WRITTEN TASK:
Where a line in the listing below contains the word "this", copy that line.

MATERIAL SHOWN:
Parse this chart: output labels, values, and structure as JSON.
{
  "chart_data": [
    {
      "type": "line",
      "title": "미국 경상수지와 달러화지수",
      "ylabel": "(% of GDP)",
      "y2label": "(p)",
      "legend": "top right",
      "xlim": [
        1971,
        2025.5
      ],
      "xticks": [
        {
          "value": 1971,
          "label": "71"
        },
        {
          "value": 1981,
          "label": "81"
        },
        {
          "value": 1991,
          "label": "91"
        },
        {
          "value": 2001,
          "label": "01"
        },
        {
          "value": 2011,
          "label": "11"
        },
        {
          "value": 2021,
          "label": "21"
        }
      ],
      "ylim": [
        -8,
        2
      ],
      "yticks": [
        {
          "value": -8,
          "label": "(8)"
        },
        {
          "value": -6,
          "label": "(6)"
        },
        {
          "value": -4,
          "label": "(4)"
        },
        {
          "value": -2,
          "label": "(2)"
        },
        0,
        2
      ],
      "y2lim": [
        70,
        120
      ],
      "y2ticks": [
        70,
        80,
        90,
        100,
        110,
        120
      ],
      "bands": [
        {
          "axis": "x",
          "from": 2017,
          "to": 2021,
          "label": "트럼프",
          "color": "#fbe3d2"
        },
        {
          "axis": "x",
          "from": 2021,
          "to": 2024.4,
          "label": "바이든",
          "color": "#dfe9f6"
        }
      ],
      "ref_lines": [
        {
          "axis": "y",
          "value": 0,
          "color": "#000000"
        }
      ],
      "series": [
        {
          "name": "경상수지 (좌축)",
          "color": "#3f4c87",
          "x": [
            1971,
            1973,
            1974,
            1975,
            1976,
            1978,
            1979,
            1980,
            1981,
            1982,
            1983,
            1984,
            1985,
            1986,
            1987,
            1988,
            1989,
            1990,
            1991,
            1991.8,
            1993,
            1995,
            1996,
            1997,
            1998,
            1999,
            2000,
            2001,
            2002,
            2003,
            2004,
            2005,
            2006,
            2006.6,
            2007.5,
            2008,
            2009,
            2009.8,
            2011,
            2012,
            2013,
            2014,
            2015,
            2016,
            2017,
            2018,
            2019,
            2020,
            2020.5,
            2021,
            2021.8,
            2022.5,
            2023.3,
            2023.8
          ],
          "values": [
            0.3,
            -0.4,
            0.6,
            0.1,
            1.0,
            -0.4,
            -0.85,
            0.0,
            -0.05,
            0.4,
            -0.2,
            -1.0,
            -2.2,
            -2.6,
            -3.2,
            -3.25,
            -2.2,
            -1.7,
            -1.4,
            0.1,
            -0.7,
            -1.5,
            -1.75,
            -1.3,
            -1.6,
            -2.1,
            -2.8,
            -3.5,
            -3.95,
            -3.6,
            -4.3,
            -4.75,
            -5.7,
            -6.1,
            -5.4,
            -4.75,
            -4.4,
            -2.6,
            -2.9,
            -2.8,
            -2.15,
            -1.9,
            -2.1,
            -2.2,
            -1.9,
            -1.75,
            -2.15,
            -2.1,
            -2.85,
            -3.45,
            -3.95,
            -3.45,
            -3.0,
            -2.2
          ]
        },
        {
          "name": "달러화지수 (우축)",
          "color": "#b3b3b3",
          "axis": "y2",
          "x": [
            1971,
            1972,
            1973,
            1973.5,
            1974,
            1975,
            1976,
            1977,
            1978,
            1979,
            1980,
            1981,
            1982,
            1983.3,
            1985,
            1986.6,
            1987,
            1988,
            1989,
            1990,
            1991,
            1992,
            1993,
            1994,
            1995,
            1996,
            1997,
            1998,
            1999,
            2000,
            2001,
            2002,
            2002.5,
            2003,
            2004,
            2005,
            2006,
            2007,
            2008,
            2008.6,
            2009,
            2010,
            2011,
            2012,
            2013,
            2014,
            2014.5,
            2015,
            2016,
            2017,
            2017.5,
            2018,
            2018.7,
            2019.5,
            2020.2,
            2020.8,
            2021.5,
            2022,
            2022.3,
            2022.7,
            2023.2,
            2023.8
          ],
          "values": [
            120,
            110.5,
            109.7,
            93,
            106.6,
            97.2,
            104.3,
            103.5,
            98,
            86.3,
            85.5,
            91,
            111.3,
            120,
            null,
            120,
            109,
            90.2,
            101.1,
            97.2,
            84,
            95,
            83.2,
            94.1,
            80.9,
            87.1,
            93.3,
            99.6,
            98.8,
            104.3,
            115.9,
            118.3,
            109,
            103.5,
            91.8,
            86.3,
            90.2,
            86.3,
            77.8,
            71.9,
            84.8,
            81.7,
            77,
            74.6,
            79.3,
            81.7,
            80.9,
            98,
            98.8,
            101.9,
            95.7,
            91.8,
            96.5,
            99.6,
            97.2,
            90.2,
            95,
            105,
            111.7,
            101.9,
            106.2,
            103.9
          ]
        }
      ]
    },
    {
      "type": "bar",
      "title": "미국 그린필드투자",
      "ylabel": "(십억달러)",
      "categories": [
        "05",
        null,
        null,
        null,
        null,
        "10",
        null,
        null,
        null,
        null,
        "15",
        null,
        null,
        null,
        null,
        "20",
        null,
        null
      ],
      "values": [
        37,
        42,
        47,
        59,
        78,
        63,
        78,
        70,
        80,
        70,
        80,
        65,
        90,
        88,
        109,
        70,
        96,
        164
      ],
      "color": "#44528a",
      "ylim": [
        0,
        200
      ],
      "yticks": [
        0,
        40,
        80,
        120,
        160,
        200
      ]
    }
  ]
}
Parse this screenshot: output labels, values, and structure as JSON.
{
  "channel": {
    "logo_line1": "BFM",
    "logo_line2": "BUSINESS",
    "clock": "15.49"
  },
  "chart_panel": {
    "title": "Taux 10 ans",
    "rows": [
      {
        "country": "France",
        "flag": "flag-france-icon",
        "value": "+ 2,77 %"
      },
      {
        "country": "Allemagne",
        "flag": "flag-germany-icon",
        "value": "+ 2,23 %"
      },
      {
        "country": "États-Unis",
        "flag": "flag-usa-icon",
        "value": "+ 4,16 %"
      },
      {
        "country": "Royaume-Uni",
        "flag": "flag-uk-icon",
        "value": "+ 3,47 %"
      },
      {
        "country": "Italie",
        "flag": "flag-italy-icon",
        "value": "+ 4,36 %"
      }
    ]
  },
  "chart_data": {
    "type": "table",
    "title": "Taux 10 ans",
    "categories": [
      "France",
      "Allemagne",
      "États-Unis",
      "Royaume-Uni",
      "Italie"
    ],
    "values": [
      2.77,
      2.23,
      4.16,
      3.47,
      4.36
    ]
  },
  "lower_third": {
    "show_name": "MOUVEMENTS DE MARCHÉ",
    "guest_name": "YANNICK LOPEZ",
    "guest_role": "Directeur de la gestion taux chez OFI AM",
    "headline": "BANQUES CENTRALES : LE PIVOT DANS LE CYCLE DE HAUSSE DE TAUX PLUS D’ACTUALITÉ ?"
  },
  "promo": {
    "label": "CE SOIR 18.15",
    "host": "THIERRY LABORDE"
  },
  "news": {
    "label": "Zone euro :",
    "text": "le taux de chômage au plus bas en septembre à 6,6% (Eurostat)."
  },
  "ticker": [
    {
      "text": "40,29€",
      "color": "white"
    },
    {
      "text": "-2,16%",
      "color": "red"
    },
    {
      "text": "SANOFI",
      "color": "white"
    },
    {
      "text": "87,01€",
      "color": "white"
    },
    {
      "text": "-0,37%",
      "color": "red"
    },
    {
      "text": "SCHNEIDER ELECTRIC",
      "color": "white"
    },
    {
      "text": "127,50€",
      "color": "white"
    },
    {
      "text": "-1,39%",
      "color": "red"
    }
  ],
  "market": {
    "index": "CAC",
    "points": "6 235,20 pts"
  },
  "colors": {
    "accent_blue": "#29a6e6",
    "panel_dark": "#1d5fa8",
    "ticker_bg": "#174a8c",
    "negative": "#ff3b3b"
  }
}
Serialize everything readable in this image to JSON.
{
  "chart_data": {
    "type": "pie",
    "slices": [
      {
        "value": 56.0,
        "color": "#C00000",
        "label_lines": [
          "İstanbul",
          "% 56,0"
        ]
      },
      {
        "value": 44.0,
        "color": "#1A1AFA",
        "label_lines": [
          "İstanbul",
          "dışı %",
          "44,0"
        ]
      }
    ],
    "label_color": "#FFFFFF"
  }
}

ANSWER IN FULL:
Parse this chart: output labels, values, and structure as JSON.
Parse this screenshot: output labels, values, and structure as JSON.
Serialize everything readable in this image to JSON.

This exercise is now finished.